== Records for processing ==
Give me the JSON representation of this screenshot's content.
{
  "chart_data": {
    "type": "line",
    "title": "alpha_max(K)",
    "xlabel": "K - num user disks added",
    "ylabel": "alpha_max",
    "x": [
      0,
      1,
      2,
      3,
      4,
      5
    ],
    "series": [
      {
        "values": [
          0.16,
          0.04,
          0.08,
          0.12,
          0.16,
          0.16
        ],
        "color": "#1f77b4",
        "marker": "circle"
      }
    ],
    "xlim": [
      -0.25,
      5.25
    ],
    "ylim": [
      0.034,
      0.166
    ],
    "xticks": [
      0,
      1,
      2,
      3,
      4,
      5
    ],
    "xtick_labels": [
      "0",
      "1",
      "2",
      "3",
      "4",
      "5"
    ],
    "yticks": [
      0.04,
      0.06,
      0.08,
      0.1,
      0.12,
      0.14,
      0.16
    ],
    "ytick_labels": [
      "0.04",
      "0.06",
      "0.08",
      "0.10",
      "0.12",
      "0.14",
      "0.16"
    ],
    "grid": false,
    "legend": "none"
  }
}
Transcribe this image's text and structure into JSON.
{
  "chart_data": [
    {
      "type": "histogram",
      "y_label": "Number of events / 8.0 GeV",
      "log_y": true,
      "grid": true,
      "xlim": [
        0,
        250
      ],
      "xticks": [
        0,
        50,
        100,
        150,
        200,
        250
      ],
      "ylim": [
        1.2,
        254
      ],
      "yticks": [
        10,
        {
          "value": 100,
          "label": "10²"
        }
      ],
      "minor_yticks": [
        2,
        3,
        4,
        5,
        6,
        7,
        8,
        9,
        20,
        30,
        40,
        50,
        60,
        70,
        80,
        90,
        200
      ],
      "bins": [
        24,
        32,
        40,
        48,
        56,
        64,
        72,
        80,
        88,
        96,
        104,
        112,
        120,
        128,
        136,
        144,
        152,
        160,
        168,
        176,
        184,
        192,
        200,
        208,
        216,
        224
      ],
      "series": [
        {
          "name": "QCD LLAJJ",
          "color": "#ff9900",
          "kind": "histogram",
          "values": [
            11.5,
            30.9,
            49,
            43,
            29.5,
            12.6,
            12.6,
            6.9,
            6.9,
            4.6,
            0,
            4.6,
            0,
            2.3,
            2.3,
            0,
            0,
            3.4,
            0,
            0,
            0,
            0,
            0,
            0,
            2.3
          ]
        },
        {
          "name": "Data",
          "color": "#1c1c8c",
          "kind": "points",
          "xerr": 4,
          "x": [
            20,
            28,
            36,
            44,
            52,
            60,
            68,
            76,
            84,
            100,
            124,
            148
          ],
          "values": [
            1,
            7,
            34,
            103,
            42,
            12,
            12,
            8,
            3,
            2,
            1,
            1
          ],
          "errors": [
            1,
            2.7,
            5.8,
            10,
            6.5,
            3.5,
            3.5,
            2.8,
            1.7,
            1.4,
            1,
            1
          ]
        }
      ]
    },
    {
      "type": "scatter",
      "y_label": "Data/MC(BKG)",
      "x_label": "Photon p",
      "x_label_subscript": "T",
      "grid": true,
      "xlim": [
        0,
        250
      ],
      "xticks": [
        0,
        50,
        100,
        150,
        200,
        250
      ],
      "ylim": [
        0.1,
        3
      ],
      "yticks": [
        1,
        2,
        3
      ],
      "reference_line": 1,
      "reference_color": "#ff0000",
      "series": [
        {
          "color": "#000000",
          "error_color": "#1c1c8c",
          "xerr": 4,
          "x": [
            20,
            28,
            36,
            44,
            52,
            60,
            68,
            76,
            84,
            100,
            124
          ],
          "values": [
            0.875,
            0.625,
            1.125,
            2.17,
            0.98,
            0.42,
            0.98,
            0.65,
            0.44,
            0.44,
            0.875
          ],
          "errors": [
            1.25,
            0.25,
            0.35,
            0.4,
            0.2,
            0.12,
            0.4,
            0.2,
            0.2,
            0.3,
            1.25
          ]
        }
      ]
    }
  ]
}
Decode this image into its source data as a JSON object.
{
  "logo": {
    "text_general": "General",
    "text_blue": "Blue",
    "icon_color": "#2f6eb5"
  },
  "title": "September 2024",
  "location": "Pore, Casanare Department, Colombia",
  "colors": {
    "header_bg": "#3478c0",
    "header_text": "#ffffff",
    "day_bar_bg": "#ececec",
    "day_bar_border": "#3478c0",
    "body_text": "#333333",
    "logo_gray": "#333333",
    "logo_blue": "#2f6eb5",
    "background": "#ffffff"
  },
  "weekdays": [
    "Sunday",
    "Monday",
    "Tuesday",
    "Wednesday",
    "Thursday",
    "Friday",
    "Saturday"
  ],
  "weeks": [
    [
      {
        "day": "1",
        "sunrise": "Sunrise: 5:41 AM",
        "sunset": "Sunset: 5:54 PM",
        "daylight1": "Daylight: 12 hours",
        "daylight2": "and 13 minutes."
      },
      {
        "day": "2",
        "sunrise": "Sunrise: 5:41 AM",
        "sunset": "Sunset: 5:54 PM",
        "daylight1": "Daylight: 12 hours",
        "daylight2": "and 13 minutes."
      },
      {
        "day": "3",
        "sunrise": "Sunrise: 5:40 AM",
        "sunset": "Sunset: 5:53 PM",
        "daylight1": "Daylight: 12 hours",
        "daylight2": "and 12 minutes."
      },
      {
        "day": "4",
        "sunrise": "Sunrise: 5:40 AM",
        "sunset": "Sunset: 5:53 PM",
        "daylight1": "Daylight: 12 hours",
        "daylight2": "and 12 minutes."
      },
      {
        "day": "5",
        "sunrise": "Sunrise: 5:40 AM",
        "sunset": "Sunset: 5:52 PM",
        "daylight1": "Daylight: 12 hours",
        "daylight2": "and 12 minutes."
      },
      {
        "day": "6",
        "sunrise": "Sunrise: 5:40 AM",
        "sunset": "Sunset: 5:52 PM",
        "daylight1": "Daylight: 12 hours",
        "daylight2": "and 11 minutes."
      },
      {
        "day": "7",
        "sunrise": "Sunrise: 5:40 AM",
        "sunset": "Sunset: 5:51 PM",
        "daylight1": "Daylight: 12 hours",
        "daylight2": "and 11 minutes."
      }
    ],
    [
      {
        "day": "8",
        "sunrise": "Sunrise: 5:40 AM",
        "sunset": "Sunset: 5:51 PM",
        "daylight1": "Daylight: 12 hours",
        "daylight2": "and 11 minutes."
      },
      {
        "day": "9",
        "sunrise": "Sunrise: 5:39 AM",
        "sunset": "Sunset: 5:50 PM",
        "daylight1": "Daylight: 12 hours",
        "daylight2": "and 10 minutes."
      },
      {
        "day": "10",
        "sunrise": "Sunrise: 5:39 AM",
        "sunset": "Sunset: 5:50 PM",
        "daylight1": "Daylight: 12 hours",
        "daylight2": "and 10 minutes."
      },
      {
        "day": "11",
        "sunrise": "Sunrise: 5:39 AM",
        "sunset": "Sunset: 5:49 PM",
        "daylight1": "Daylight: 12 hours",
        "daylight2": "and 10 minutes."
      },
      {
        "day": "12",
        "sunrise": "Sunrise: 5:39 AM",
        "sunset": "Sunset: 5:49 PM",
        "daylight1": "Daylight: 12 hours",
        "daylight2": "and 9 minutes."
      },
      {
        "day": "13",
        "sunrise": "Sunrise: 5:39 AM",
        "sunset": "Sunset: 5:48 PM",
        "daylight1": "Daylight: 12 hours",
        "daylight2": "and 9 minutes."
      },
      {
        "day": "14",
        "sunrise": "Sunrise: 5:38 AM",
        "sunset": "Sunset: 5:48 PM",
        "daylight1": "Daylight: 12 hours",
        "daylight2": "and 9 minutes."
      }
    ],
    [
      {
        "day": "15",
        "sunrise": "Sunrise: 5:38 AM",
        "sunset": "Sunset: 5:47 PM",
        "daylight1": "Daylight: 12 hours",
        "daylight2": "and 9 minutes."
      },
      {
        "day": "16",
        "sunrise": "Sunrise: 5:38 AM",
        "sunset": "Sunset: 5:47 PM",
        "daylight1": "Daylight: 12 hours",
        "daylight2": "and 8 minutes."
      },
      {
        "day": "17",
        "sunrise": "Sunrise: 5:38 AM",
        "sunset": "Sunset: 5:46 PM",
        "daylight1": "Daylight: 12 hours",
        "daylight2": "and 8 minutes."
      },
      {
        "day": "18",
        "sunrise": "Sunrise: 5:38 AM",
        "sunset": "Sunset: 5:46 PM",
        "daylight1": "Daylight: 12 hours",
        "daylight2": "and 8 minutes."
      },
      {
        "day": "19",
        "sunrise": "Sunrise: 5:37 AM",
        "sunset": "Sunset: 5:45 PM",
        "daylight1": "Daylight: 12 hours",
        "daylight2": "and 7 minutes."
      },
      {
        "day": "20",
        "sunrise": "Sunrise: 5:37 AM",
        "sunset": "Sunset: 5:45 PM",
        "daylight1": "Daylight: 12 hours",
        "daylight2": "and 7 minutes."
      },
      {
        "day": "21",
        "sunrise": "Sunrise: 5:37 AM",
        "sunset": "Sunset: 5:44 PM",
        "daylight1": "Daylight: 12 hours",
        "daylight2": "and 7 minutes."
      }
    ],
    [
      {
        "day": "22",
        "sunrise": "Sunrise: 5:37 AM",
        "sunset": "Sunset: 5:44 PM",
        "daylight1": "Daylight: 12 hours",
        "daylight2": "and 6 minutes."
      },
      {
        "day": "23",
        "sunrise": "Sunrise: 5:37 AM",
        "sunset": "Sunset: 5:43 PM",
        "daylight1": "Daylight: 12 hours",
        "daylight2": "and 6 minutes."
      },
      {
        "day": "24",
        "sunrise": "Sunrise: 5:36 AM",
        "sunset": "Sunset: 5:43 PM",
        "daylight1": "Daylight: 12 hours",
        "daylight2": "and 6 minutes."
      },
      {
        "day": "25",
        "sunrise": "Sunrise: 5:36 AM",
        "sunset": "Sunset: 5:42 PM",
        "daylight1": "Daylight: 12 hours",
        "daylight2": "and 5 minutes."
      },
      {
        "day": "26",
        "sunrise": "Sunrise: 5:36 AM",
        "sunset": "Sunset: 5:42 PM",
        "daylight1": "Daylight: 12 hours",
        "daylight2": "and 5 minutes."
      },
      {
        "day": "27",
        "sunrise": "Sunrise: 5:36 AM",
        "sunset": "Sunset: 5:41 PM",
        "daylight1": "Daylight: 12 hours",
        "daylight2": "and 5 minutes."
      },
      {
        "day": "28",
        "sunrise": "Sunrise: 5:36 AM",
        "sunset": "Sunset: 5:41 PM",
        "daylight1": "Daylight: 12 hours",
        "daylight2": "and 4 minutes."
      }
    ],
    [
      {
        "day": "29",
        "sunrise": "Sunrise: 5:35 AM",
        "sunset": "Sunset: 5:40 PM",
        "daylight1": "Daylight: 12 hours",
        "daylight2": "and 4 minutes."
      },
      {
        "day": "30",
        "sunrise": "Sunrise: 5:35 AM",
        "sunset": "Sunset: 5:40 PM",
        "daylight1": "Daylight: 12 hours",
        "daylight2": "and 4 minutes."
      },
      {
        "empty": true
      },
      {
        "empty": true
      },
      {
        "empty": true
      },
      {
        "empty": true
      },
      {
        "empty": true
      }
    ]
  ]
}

== What you should do ==
Give the number of lines in the entries that include the string "into", and nothing more.

== Task output ==
2